What needs to be done:
Sift the material for lines containing "phục", and return them.

-- start of Provided material --

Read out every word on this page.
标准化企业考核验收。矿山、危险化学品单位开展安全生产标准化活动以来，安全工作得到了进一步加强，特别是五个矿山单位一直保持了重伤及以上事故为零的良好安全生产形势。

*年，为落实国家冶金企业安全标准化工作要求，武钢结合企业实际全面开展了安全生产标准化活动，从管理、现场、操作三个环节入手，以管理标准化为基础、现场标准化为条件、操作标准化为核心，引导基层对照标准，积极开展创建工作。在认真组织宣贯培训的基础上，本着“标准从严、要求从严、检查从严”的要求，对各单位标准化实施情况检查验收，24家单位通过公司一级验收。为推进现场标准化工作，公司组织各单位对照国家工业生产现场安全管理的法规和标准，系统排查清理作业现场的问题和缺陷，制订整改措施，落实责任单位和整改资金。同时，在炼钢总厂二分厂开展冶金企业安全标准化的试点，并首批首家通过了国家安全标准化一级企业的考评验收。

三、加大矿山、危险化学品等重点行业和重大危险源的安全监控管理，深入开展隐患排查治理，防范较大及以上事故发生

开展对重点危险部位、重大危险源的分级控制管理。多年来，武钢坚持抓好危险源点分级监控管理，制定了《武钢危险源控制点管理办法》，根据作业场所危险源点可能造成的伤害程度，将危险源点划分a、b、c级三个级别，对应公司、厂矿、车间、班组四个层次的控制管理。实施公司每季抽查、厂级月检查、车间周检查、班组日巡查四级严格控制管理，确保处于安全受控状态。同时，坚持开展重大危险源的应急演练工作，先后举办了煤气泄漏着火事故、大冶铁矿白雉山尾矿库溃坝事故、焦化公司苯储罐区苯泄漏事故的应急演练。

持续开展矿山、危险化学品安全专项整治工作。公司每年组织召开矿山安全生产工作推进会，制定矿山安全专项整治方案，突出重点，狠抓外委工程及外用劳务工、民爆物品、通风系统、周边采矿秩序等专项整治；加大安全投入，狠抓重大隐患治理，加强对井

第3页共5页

-- end of Provided material --
-- start of Provided material --

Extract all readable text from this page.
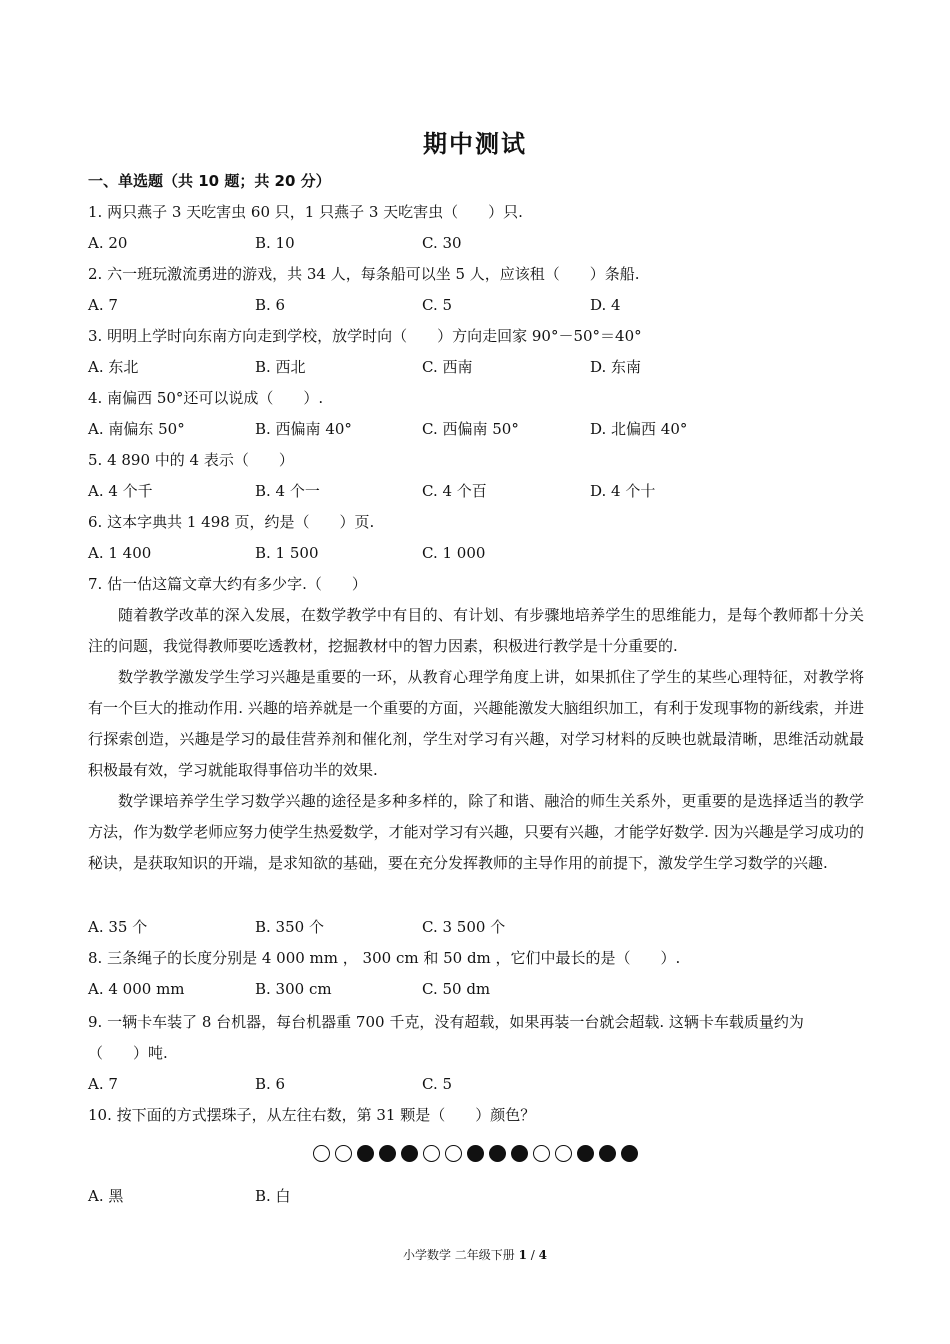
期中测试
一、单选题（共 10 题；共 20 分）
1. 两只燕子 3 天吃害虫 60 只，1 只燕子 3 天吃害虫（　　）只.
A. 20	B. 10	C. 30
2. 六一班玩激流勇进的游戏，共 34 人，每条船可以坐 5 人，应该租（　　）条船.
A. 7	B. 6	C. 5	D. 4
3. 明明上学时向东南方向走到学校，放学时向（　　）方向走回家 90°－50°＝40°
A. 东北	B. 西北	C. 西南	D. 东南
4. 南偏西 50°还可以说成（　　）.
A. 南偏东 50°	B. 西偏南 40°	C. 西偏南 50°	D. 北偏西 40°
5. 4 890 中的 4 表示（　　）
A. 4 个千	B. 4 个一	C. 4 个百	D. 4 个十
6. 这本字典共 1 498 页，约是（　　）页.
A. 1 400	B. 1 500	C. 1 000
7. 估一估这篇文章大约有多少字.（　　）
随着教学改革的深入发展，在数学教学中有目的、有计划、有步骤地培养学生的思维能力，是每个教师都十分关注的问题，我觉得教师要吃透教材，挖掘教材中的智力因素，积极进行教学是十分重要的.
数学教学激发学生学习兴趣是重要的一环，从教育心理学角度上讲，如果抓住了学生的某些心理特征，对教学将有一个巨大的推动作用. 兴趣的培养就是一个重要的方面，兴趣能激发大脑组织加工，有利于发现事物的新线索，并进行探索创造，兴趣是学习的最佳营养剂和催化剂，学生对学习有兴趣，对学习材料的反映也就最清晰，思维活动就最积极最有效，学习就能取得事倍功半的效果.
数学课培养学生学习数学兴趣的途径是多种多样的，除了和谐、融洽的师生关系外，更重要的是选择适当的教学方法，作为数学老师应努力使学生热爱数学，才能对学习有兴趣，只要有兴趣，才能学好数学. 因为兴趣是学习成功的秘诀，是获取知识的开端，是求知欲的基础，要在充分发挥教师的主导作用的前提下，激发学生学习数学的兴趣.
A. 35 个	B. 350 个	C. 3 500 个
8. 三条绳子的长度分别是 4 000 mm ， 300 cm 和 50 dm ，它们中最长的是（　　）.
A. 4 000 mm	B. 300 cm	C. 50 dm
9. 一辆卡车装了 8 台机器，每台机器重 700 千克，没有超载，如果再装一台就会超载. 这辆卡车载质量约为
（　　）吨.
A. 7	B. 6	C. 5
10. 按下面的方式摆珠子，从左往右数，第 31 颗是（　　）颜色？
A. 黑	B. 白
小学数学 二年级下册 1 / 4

-- end of Provided material --
-- start of Provided material --

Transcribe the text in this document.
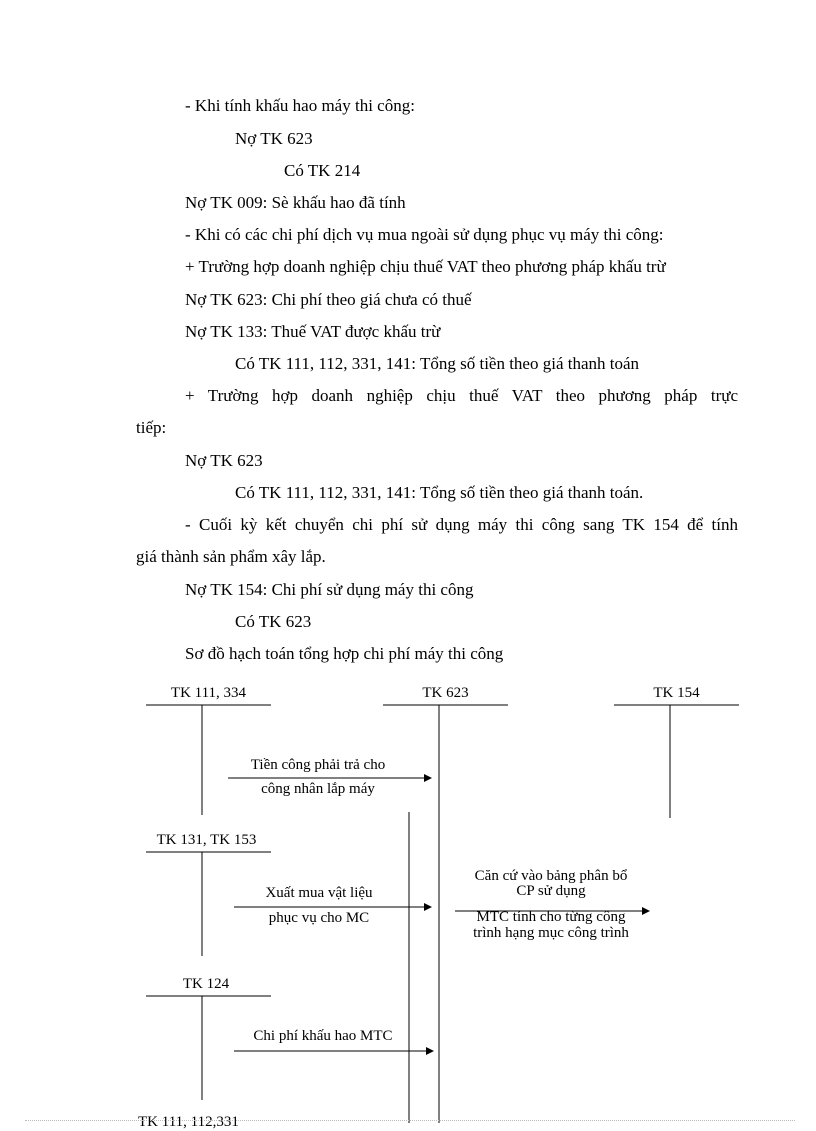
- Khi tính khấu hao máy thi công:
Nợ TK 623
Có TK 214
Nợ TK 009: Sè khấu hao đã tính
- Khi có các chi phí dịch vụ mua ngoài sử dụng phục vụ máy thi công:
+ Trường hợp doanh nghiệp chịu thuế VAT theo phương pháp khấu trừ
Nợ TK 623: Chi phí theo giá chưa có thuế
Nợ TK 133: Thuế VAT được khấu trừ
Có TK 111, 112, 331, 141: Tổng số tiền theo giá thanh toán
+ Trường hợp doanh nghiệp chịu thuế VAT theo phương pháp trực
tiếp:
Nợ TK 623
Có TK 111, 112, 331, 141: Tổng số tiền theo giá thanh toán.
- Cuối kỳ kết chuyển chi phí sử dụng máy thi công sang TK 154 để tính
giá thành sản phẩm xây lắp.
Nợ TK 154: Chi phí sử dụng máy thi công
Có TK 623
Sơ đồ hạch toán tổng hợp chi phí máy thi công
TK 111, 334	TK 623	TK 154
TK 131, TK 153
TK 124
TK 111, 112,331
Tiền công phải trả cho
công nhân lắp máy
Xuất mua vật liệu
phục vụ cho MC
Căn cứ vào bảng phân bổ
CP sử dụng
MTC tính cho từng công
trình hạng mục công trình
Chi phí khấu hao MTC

-- end of Provided material --

Exercise solution:
- Khi có các chi phí dịch vụ mua ngoài sử dụng phục vụ máy thi công:
phục vụ cho MC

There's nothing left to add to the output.